Exercise requirements: Return every record verbatim.

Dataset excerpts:
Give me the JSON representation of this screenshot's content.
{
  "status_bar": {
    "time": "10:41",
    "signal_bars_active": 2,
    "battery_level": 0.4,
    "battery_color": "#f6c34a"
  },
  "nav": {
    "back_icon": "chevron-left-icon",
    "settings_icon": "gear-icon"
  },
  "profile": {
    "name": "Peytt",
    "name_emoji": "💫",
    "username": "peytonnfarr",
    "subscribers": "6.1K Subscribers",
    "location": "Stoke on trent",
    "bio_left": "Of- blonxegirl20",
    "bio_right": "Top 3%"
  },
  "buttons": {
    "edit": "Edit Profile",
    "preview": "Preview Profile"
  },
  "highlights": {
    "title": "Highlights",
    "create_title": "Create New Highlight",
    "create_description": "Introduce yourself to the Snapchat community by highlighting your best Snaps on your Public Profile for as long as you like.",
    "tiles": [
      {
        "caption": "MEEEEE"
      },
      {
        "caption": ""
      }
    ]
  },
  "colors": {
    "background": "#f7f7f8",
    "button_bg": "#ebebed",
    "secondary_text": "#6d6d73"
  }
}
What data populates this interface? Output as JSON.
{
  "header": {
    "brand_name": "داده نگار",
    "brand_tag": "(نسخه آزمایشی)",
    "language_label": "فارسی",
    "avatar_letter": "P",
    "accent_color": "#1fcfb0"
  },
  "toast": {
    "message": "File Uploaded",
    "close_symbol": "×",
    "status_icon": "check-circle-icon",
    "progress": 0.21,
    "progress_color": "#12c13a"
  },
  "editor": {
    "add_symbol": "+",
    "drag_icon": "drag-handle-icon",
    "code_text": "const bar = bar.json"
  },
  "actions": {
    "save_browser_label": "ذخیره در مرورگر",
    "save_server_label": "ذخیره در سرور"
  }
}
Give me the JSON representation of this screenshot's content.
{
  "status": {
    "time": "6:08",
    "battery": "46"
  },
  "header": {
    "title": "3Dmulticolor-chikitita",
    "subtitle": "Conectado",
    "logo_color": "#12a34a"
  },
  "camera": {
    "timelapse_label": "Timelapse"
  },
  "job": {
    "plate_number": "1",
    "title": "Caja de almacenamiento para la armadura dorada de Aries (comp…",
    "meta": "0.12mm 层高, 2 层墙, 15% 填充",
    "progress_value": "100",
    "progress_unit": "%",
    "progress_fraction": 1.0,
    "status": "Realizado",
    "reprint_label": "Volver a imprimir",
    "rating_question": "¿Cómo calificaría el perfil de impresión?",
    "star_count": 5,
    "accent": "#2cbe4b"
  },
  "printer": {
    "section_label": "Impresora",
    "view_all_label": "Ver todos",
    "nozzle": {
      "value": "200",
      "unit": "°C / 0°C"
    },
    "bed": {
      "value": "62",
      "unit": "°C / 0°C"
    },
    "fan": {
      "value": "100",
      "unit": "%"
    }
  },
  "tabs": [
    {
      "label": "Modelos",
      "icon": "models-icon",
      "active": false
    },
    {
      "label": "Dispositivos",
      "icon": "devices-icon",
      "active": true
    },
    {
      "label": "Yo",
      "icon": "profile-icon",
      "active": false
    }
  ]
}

Exercise answer:
Give me the JSON representation of this screenshot's content.
{
  "status_bar": {
    "time": "10:41",
    "signal_bars_active": 2,
    "battery_level": 0.4,
    "battery_color": "#f6c34a"
  },
  "nav": {
    "back_icon": "chevron-left-icon",
    "settings_icon": "gear-icon"
  },
  "profile": {
    "name": "Peytt",
    "name_emoji": "💫",
    "username": "peytonnfarr",
    "subscribers": "6.1K Subscribers",
    "location": "Stoke on trent",
    "bio_left": "Of- blonxegirl20",
    "bio_right": "Top 3%"
  },
  "buttons": {
    "edit": "Edit Profile",
    "preview": "Preview Profile"
  },
  "highlights": {
    "title": "Highlights",
    "create_title": "Create New Highlight",
    "create_description": "Introduce yourself to the Snapchat community by highlighting your best Snaps on your Public Profile for as long as you like.",
    "tiles": [
      {
        "caption": "MEEEEE"
      },
      {
        "caption": ""
      }
    ]
  },
  "colors": {
    "background": "#f7f7f8",
    "button_bg": "#ebebed",
    "secondary_text": "#6d6d73"
  }
}
What data populates this interface? Output as JSON.
{
  "header": {
    "brand_name": "داده نگار",
    "brand_tag": "(نسخه آزمایشی)",
    "language_label": "فارسی",
    "avatar_letter": "P",
    "accent_color": "#1fcfb0"
  },
  "toast": {
    "message": "File Uploaded",
    "close_symbol": "×",
    "status_icon": "check-circle-icon",
    "progress": 0.21,
    "progress_color": "#12c13a"
  },
  "editor": {
    "add_symbol": "+",
    "drag_icon": "drag-handle-icon",
    "code_text": "const bar = bar.json"
  },
  "actions": {
    "save_browser_label": "ذخیره در مرورگر",
    "save_server_label": "ذخیره در سرور"
  }
}
Give me the JSON representation of this screenshot's content.
{
  "status": {
    "time": "6:08",
    "battery": "46"
  },
  "header": {
    "title": "3Dmulticolor-chikitita",
    "subtitle": "Conectado",
    "logo_color": "#12a34a"
  },
  "camera": {
    "timelapse_label": "Timelapse"
  },
  "job": {
    "plate_number": "1",
    "title": "Caja de almacenamiento para la armadura dorada de Aries (comp…",
    "meta": "0.12mm 层高, 2 层墙, 15% 填充",
    "progress_value": "100",
    "progress_unit": "%",
    "progress_fraction": 1.0,
    "status": "Realizado",
    "reprint_label": "Volver a imprimir",
    "rating_question": "¿Cómo calificaría el perfil de impresión?",
    "star_count": 5,
    "accent": "#2cbe4b"
  },
  "printer": {
    "section_label": "Impresora",
    "view_all_label": "Ver todos",
    "nozzle": {
      "value": "200",
      "unit": "°C / 0°C"
    },
    "bed": {
      "value": "62",
      "unit": "°C / 0°C"
    },
    "fan": {
      "value": "100",
      "unit": "%"
    }
  },
  "tabs": [
    {
      "label": "Modelos",
      "icon": "models-icon",
      "active": false
    },
    {
      "label": "Dispositivos",
      "icon": "devices-icon",
      "active": true
    },
    {
      "label": "Yo",
      "icon": "profile-icon",
      "active": false
    }
  ]
}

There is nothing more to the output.